Quote all of the entries word for word.

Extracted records
—————

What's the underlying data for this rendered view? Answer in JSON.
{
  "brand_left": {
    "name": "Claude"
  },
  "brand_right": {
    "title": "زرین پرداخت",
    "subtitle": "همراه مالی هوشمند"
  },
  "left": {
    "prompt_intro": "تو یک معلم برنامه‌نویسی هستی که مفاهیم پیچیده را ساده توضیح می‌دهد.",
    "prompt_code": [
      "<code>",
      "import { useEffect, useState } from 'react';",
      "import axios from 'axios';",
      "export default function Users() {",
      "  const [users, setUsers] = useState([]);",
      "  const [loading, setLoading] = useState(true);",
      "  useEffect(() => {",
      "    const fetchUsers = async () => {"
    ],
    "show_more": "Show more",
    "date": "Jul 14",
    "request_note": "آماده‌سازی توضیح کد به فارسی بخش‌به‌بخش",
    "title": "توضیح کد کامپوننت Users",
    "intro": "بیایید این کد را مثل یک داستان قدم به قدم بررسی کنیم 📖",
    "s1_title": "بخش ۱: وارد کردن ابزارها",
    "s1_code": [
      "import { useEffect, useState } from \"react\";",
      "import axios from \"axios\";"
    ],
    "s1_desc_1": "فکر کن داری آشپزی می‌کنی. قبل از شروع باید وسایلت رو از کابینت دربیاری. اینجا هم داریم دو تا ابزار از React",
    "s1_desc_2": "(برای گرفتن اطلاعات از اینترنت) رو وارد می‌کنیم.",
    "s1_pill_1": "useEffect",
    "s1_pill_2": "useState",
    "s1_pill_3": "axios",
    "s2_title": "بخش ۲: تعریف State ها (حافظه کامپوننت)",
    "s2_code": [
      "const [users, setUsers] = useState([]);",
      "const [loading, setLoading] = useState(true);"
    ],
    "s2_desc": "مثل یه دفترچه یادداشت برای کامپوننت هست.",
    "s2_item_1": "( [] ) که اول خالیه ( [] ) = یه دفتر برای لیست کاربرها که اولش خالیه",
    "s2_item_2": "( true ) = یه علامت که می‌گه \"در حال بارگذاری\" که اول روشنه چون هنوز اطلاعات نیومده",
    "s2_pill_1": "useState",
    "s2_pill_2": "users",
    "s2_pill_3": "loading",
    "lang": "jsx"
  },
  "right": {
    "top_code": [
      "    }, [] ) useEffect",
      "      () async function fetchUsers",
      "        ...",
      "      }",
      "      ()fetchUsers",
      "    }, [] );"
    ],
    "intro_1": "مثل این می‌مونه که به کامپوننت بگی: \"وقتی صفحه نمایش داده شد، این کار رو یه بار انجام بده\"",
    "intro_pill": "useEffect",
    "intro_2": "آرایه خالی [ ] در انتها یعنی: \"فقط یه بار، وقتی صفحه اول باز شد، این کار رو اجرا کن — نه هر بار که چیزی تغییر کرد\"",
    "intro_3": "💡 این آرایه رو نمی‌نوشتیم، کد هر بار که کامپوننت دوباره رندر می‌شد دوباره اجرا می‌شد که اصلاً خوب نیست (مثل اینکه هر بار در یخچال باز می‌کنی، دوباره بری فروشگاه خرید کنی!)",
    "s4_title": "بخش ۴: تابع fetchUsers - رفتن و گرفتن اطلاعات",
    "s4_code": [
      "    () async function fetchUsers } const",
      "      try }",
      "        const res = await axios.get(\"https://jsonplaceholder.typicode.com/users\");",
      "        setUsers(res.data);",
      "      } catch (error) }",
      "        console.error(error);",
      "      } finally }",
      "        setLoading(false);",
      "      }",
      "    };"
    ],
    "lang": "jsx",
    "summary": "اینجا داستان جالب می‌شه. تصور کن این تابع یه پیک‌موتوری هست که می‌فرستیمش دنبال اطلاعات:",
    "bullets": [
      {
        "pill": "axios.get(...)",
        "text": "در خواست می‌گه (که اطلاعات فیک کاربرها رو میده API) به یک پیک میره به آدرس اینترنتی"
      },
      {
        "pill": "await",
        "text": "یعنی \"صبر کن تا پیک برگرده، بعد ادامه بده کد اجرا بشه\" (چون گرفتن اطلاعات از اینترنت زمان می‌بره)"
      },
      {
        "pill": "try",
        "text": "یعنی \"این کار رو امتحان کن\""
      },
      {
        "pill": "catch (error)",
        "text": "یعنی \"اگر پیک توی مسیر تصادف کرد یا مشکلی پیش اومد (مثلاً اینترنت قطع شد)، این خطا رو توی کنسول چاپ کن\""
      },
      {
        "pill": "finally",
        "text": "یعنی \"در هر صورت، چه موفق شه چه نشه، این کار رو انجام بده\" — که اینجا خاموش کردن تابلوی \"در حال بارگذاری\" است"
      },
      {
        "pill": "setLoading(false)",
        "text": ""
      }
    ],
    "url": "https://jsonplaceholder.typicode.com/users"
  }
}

—————

- [Solution for this task]:
What's the underlying data for this rendered view? Answer in JSON.
{
  "brand_left": {
    "name": "Claude"
  },
  "brand_right": {
    "title": "زرین پرداخت",
    "subtitle": "همراه مالی هوشمند"
  },
  "left": {
    "prompt_intro": "تو یک معلم برنامه‌نویسی هستی که مفاهیم پیچیده را ساده توضیح می‌دهد.",
    "prompt_code": [
      "<code>",
      "import { useEffect, useState } from 'react';",
      "import axios from 'axios';",
      "export default function Users() {",
      "  const [users, setUsers] = useState([]);",
      "  const [loading, setLoading] = useState(true);",
      "  useEffect(() => {",
      "    const fetchUsers = async () => {"
    ],
    "show_more": "Show more",
    "date": "Jul 14",
    "request_note": "آماده‌سازی توضیح کد به فارسی بخش‌به‌بخش",
    "title": "توضیح کد کامپوننت Users",
    "intro": "بیایید این کد را مثل یک داستان قدم به قدم بررسی کنیم 📖",
    "s1_title": "بخش ۱: وارد کردن ابزارها",
    "s1_code": [
      "import { useEffect, useState } from \"react\";",
      "import axios from \"axios\";"
    ],
    "s1_desc_1": "فکر کن داری آشپزی می‌کنی. قبل از شروع باید وسایلت رو از کابینت دربیاری. اینجا هم داریم دو تا ابزار از React",
    "s1_desc_2": "(برای گرفتن اطلاعات از اینترنت) رو وارد می‌کنیم.",
    "s1_pill_1": "useEffect",
    "s1_pill_2": "useState",
    "s1_pill_3": "axios",
    "s2_title": "بخش ۲: تعریف State ها (حافظه کامپوننت)",
    "s2_code": [
      "const [users, setUsers] = useState([]);",
      "const [loading, setLoading] = useState(true);"
    ],
    "s2_desc": "مثل یه دفترچه یادداشت برای کامپوننت هست.",
    "s2_item_1": "( [] ) که اول خالیه ( [] ) = یه دفتر برای لیست کاربرها که اولش خالیه",
    "s2_item_2": "( true ) = یه علامت که می‌گه \"در حال بارگذاری\" که اول روشنه چون هنوز اطلاعات نیومده",
    "s2_pill_1": "useState",
    "s2_pill_2": "users",
    "s2_pill_3": "loading",
    "lang": "jsx"
  },
  "right": {
    "top_code": [
      "    }, [] ) useEffect",
      "      () async function fetchUsers",
      "        ...",
      "      }",
      "      ()fetchUsers",
      "    }, [] );"
    ],
    "intro_1": "مثل این می‌مونه که به کامپوننت بگی: \"وقتی صفحه نمایش داده شد، این کار رو یه بار انجام بده\"",
    "intro_pill": "useEffect",
    "intro_2": "آرایه خالی [ ] در انتها یعنی: \"فقط یه بار، وقتی صفحه اول باز شد، این کار رو اجرا کن — نه هر بار که چیزی تغییر کرد\"",
    "intro_3": "💡 این آرایه رو نمی‌نوشتیم، کد هر بار که کامپوننت دوباره رندر می‌شد دوباره اجرا می‌شد که اصلاً خوب نیست (مثل اینکه هر بار در یخچال باز می‌کنی، دوباره بری فروشگاه خرید کنی!)",
    "s4_title": "بخش ۴: تابع fetchUsers - رفتن و گرفتن اطلاعات",
    "s4_code": [
      "    () async function fetchUsers } const",
      "      try }",
      "        const res = await axios.get(\"https://jsonplaceholder.typicode.com/users\");",
      "        setUsers(res.data);",
      "      } catch (error) }",
      "        console.error(error);",
      "      } finally }",
      "        setLoading(false);",
      "      }",
      "    };"
    ],
    "lang": "jsx",
    "summary": "اینجا داستان جالب می‌شه. تصور کن این تابع یه پیک‌موتوری هست که می‌فرستیمش دنبال اطلاعات:",
    "bullets": [
      {
        "pill": "axios.get(...)",
        "text": "در خواست می‌گه (که اطلاعات فیک کاربرها رو میده API) به یک پیک میره به آدرس اینترنتی"
      },
      {
        "pill": "await",
        "text": "یعنی \"صبر کن تا پیک برگرده، بعد ادامه بده کد اجرا بشه\" (چون گرفتن اطلاعات از اینترنت زمان می‌بره)"
      },
      {
        "pill": "try",
        "text": "یعنی \"این کار رو امتحان کن\""
      },
      {
        "pill": "catch (error)",
        "text": "یعنی \"اگر پیک توی مسیر تصادف کرد یا مشکلی پیش اومد (مثلاً اینترنت قطع شد)، این خطا رو توی کنسول چاپ کن\""
      },
      {
        "pill": "finally",
        "text": "یعنی \"در هر صورت، چه موفق شه چه نشه، این کار رو انجام بده\" — که اینجا خاموش کردن تابلوی \"در حال بارگذاری\" است"
      },
      {
        "pill": "setLoading(false)",
        "text": ""
      }
    ],
    "url": "https://jsonplaceholder.typicode.com/users"
  }
}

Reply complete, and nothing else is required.